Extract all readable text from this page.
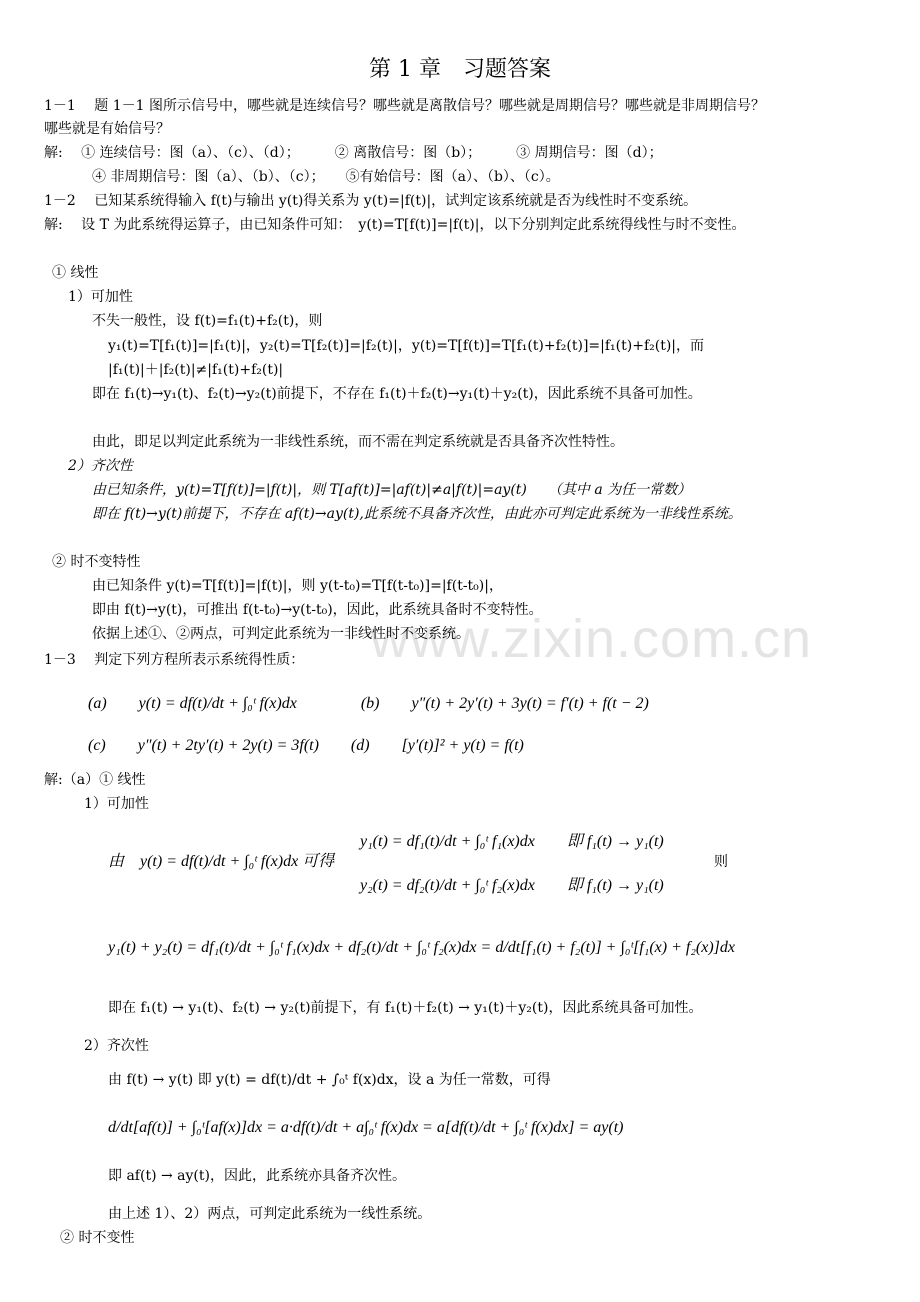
第 1 章　习题答案
www.zixin.com.cn
1－1　 题 1－1 图所示信号中，哪些就是连续信号？哪些就是离散信号？哪些就是周期信号？哪些就是非周期信号？
哪些就是有始信号？
解:　 ① 连续信号：图（a）、（c）、（d）；　　　② 离散信号：图（b）；　　　③ 周期信号：图（d）；
④ 非周期信号：图（a）、（b）、（c）；　　⑤有始信号：图（a）、（b）、（c）。
1－2　 已知某系统得输入 f(t)与输出 y(t)得关系为 y(t)=|f(t)|，试判定该系统就是否为线性时不变系统。
解:　 设 T 为此系统得运算子，由已知条件可知：　y(t)=T[f(t)]=|f(t)|，以下分别判定此系统得线性与时不变性。
① 线性
1）可加性
不失一般性，设 f(t)=f₁(t)+f₂(t)，则
y₁(t)=T[f₁(t)]=|f₁(t)|，y₂(t)=T[f₂(t)]=|f₂(t)|，y(t)=T[f(t)]=T[f₁(t)+f₂(t)]=|f₁(t)+f₂(t)|，而
|f₁(t)|＋|f₂(t)|≠|f₁(t)+f₂(t)|
即在 f₁(t)→y₁(t)、f₂(t)→y₂(t)前提下，不存在 f₁(t)＋f₂(t)→y₁(t)＋y₂(t)，因此系统不具备可加性。
由此，即足以判定此系统为一非线性系统，而不需在判定系统就是否具备齐次性特性。
2）齐次性
由已知条件，y(t)=T[f(t)]=|f(t)|，则 T[af(t)]=|af(t)|≠a|f(t)|=ay(t)　　（其中 a 为任一常数）
即在 f(t)→y(t)前提下，不存在 af(t)→ay(t),此系统不具备齐次性，由此亦可判定此系统为一非线性系统。
② 时不变特性
由已知条件 y(t)=T[f(t)]=|f(t)|，则 y(t-t₀)=T[f(t-t₀)]=|f(t-t₀)|，
即由 f(t)→y(t)，可推出 f(t-t₀)→y(t-t₀)，因此，此系统具备时不变特性。
依据上述①、②两点，可判定此系统为一非线性时不变系统。
1－3　 判定下列方程所表示系统得性质：
(a)　　y(t) = df(t)/dt + ∫₀ᵗ f(x)dx　　　　(b)　　y″(t) + 2y′(t) + 3y(t) = f′(t) + f(t − 2)
(c)　　y″(t) + 2ty′(t) + 2y(t) = 3f(t)　　(d)　　[y′(t)]² + y(t) = f(t)
解:（a）① 线性
1）可加性
由　y(t) = df(t)/dt + ∫₀ᵗ f(x)dx 可得
y₁(t) = df₁(t)/dt + ∫₀ᵗ f₁(x)dx　　即 f₁(t) → y₁(t)
y₂(t) = df₂(t)/dt + ∫₀ᵗ f₂(x)dx　　即 f₁(t) → y₁(t)
则
y₁(t) + y₂(t) = df₁(t)/dt + ∫₀ᵗ f₁(x)dx + df₂(t)/dt + ∫₀ᵗ f₂(x)dx = d/dt[f₁(t) + f₂(t)] + ∫₀ᵗ[f₁(x) + f₂(x)]dx
即在 f₁(t) → y₁(t)、f₂(t) → y₂(t)前提下，有 f₁(t)＋f₂(t) → y₁(t)＋y₂(t)，因此系统具备可加性。
2）齐次性
由 f(t) → y(t) 即 y(t) = df(t)/dt + ∫₀ᵗ f(x)dx，设 a 为任一常数，可得
d/dt[af(t)] + ∫₀ᵗ[af(x)]dx = a·df(t)/dt + a∫₀ᵗ f(x)dx = a[df(t)/dt + ∫₀ᵗ f(x)dx] = ay(t)
即 af(t) → ay(t)，因此，此系统亦具备齐次性。
由上述 1）、2）两点，可判定此系统为一线性系统。
② 时不变性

§ What you should do:
Lines from the records above that hold "为任一常数" are the ones to list.

§ Task response:
由已知条件，y(t)=T[f(t)]=|f(t)|，则 T[af(t)]=|af(t)|≠a|f(t)|=ay(t)　　（其中 a 为任一常数）
由 f(t) → y(t) 即 y(t) = df(t)/dt + ∫₀ᵗ f(x)dx，设 a 为任一常数，可得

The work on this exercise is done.